↓

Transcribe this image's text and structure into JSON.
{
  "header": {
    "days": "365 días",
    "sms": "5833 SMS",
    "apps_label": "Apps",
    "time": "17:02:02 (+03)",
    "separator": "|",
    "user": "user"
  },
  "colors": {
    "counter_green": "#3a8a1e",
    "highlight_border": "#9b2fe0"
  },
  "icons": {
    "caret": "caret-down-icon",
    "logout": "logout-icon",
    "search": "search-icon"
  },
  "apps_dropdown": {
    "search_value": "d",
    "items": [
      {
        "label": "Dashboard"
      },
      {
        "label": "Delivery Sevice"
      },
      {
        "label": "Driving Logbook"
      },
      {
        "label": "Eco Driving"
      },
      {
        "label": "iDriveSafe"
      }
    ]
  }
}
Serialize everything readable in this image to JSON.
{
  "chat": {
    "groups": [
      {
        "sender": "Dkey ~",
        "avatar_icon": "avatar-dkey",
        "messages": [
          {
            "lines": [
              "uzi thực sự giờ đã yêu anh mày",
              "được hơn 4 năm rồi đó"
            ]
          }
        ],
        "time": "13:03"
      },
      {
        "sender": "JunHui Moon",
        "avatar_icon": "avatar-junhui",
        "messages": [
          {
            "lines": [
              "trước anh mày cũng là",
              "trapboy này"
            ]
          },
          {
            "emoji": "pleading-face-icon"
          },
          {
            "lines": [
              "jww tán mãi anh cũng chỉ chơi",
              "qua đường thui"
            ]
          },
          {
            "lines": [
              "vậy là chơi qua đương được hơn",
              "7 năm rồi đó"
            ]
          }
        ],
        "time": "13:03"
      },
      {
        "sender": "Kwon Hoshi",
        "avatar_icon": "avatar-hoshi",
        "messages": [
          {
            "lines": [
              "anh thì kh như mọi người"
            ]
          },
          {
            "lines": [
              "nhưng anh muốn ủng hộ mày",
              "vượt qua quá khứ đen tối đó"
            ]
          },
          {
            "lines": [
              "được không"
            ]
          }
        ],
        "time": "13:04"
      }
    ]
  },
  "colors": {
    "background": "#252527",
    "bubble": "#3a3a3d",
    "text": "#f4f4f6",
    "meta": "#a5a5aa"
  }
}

↑

Directions for this task
Gather all lines from the listing above in which "sender" occurs.

Solution below
        "sender": "Dkey ~",
        "sender": "JunHui Moon",
        "sender": "Kwon Hoshi",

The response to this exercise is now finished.